The records below need retyping in full; give them again exactly.
##### RECORDS TO USE
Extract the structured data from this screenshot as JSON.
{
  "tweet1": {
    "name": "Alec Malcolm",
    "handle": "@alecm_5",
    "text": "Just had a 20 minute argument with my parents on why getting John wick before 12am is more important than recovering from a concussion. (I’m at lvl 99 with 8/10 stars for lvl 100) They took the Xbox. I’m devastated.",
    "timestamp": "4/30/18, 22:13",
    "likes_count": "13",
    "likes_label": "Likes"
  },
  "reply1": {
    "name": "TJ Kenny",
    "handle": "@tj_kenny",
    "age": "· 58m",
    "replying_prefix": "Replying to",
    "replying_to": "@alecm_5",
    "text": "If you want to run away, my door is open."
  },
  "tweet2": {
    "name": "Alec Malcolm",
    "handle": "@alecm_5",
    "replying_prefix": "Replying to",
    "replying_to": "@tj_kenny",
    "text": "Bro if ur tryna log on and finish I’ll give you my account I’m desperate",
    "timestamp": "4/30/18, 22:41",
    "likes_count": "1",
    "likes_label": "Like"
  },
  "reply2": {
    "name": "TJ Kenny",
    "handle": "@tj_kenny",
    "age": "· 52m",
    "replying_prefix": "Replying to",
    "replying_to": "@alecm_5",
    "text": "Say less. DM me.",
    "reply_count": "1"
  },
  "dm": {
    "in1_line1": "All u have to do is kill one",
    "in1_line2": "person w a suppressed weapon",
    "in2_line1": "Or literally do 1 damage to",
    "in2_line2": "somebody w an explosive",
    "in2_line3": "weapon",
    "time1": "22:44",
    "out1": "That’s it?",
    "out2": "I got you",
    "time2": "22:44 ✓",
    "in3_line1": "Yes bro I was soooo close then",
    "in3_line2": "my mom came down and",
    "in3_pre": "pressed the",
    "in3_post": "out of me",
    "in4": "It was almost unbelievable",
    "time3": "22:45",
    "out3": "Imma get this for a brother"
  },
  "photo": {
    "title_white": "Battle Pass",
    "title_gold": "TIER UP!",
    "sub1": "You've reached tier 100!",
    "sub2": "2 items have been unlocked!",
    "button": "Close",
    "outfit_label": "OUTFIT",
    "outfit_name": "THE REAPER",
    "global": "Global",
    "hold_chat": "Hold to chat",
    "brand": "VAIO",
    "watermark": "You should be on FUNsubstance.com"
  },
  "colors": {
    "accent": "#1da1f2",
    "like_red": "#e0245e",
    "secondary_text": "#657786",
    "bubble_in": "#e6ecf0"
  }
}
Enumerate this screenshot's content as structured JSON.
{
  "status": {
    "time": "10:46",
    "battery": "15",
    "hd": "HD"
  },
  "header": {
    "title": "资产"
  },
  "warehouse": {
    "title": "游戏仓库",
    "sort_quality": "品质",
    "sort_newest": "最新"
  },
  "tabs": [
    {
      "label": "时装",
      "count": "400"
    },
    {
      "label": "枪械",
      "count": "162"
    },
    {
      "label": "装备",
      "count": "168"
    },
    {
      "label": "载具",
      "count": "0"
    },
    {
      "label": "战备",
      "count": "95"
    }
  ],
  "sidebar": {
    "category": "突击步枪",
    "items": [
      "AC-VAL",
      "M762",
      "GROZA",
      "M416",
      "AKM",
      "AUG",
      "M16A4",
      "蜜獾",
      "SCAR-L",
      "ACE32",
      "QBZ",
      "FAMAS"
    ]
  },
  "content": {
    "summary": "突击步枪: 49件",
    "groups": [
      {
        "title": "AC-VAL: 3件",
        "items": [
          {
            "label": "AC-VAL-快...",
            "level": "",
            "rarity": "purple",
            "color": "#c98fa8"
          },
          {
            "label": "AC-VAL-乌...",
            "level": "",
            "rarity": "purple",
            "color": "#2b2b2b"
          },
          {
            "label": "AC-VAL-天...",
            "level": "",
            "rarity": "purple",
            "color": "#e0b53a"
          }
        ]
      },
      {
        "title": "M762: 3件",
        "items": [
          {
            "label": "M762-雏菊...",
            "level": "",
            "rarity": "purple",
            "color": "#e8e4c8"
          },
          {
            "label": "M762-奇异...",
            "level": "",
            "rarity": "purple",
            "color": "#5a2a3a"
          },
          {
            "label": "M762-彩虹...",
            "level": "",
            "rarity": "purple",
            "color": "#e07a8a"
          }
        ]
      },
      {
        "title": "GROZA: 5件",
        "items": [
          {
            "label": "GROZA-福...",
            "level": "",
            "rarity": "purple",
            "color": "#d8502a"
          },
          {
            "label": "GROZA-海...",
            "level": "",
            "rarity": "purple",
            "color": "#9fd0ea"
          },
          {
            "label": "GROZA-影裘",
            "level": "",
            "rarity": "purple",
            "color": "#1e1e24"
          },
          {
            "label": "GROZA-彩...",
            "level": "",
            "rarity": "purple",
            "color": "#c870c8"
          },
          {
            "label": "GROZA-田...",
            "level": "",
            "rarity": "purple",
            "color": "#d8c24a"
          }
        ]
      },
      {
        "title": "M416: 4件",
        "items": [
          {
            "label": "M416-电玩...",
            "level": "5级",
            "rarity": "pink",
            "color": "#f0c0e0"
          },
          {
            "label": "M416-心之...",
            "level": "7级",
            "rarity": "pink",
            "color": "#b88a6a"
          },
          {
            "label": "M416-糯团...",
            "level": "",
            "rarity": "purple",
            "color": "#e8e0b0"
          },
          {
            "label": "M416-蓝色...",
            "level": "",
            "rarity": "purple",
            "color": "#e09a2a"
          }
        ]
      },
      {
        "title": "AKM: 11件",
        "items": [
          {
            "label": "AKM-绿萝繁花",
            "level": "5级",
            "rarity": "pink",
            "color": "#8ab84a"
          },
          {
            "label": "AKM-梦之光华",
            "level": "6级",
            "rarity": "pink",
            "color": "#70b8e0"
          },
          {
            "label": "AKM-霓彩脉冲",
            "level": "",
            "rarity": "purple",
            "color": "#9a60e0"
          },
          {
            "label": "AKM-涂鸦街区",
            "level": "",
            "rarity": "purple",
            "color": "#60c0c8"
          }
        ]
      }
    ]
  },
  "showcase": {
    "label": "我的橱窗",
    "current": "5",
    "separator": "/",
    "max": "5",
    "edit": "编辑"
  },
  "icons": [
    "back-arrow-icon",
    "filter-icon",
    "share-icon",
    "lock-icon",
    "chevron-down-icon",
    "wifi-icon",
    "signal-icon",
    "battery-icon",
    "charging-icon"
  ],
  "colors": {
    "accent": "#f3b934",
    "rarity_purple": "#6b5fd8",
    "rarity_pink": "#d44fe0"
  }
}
##########
## ANSWER FOR THE TASK
Extract the structured data from this screenshot as JSON.
{
  "tweet1": {
    "name": "Alec Malcolm",
    "handle": "@alecm_5",
    "text": "Just had a 20 minute argument with my parents on why getting John wick before 12am is more important than recovering from a concussion. (I’m at lvl 99 with 8/10 stars for lvl 100) They took the Xbox. I’m devastated.",
    "timestamp": "4/30/18, 22:13",
    "likes_count": "13",
    "likes_label": "Likes"
  },
  "reply1": {
    "name": "TJ Kenny",
    "handle": "@tj_kenny",
    "age": "· 58m",
    "replying_prefix": "Replying to",
    "replying_to": "@alecm_5",
    "text": "If you want to run away, my door is open."
  },
  "tweet2": {
    "name": "Alec Malcolm",
    "handle": "@alecm_5",
    "replying_prefix": "Replying to",
    "replying_to": "@tj_kenny",
    "text": "Bro if ur tryna log on and finish I’ll give you my account I’m desperate",
    "timestamp": "4/30/18, 22:41",
    "likes_count": "1",
    "likes_label": "Like"
  },
  "reply2": {
    "name": "TJ Kenny",
    "handle": "@tj_kenny",
    "age": "· 52m",
    "replying_prefix": "Replying to",
    "replying_to": "@alecm_5",
    "text": "Say less. DM me.",
    "reply_count": "1"
  },
  "dm": {
    "in1_line1": "All u have to do is kill one",
    "in1_line2": "person w a suppressed weapon",
    "in2_line1": "Or literally do 1 damage to",
    "in2_line2": "somebody w an explosive",
    "in2_line3": "weapon",
    "time1": "22:44",
    "out1": "That’s it?",
    "out2": "I got you",
    "time2": "22:44 ✓",
    "in3_line1": "Yes bro I was soooo close then",
    "in3_line2": "my mom came down and",
    "in3_pre": "pressed the",
    "in3_post": "out of me",
    "in4": "It was almost unbelievable",
    "time3": "22:45",
    "out3": "Imma get this for a brother"
  },
  "photo": {
    "title_white": "Battle Pass",
    "title_gold": "TIER UP!",
    "sub1": "You've reached tier 100!",
    "sub2": "2 items have been unlocked!",
    "button": "Close",
    "outfit_label": "OUTFIT",
    "outfit_name": "THE REAPER",
    "global": "Global",
    "hold_chat": "Hold to chat",
    "brand": "VAIO",
    "watermark": "You should be on FUNsubstance.com"
  },
  "colors": {
    "accent": "#1da1f2",
    "like_red": "#e0245e",
    "secondary_text": "#657786",
    "bubble_in": "#e6ecf0"
  }
}
Enumerate this screenshot's content as structured JSON.
{
  "status": {
    "time": "10:46",
    "battery": "15",
    "hd": "HD"
  },
  "header": {
    "title": "资产"
  },
  "warehouse": {
    "title": "游戏仓库",
    "sort_quality": "品质",
    "sort_newest": "最新"
  },
  "tabs": [
    {
      "label": "时装",
      "count": "400"
    },
    {
      "label": "枪械",
      "count": "162"
    },
    {
      "label": "装备",
      "count": "168"
    },
    {
      "label": "载具",
      "count": "0"
    },
    {
      "label": "战备",
      "count": "95"
    }
  ],
  "sidebar": {
    "category": "突击步枪",
    "items": [
      "AC-VAL",
      "M762",
      "GROZA",
      "M416",
      "AKM",
      "AUG",
      "M16A4",
      "蜜獾",
      "SCAR-L",
      "ACE32",
      "QBZ",
      "FAMAS"
    ]
  },
  "content": {
    "summary": "突击步枪: 49件",
    "groups": [
      {
        "title": "AC-VAL: 3件",
        "items": [
          {
            "label": "AC-VAL-快...",
            "level": "",
            "rarity": "purple",
            "color": "#c98fa8"
          },
          {
            "label": "AC-VAL-乌...",
            "level": "",
            "rarity": "purple",
            "color": "#2b2b2b"
          },
          {
            "label": "AC-VAL-天...",
            "level": "",
            "rarity": "purple",
            "color": "#e0b53a"
          }
        ]
      },
      {
        "title": "M762: 3件",
        "items": [
          {
            "label": "M762-雏菊...",
            "level": "",
            "rarity": "purple",
            "color": "#e8e4c8"
          },
          {
            "label": "M762-奇异...",
            "level": "",
            "rarity": "purple",
            "color": "#5a2a3a"
          },
          {
            "label": "M762-彩虹...",
            "level": "",
            "rarity": "purple",
            "color": "#e07a8a"
          }
        ]
      },
      {
        "title": "GROZA: 5件",
        "items": [
          {
            "label": "GROZA-福...",
            "level": "",
            "rarity": "purple",
            "color": "#d8502a"
          },
          {
            "label": "GROZA-海...",
            "level": "",
            "rarity": "purple",
            "color": "#9fd0ea"
          },
          {
            "label": "GROZA-影裘",
            "level": "",
            "rarity": "purple",
            "color": "#1e1e24"
          },
          {
            "label": "GROZA-彩...",
            "level": "",
            "rarity": "purple",
            "color": "#c870c8"
          },
          {
            "label": "GROZA-田...",
            "level": "",
            "rarity": "purple",
            "color": "#d8c24a"
          }
        ]
      },
      {
        "title": "M416: 4件",
        "items": [
          {
            "label": "M416-电玩...",
            "level": "5级",
            "rarity": "pink",
            "color": "#f0c0e0"
          },
          {
            "label": "M416-心之...",
            "level": "7级",
            "rarity": "pink",
            "color": "#b88a6a"
          },
          {
            "label": "M416-糯团...",
            "level": "",
            "rarity": "purple",
            "color": "#e8e0b0"
          },
          {
            "label": "M416-蓝色...",
            "level": "",
            "rarity": "purple",
            "color": "#e09a2a"
          }
        ]
      },
      {
        "title": "AKM: 11件",
        "items": [
          {
            "label": "AKM-绿萝繁花",
            "level": "5级",
            "rarity": "pink",
            "color": "#8ab84a"
          },
          {
            "label": "AKM-梦之光华",
            "level": "6级",
            "rarity": "pink",
            "color": "#70b8e0"
          },
          {
            "label": "AKM-霓彩脉冲",
            "level": "",
            "rarity": "purple",
            "color": "#9a60e0"
          },
          {
            "label": "AKM-涂鸦街区",
            "level": "",
            "rarity": "purple",
            "color": "#60c0c8"
          }
        ]
      }
    ]
  },
  "showcase": {
    "label": "我的橱窗",
    "current": "5",
    "separator": "/",
    "max": "5",
    "edit": "编辑"
  },
  "icons": [
    "back-arrow-icon",
    "filter-icon",
    "share-icon",
    "lock-icon",
    "chevron-down-icon",
    "wifi-icon",
    "signal-icon",
    "battery-icon",
    "charging-icon"
  ],
  "colors": {
    "accent": "#f3b934",
    "rarity_purple": "#6b5fd8",
    "rarity_pink": "#d44fe0"
  }
}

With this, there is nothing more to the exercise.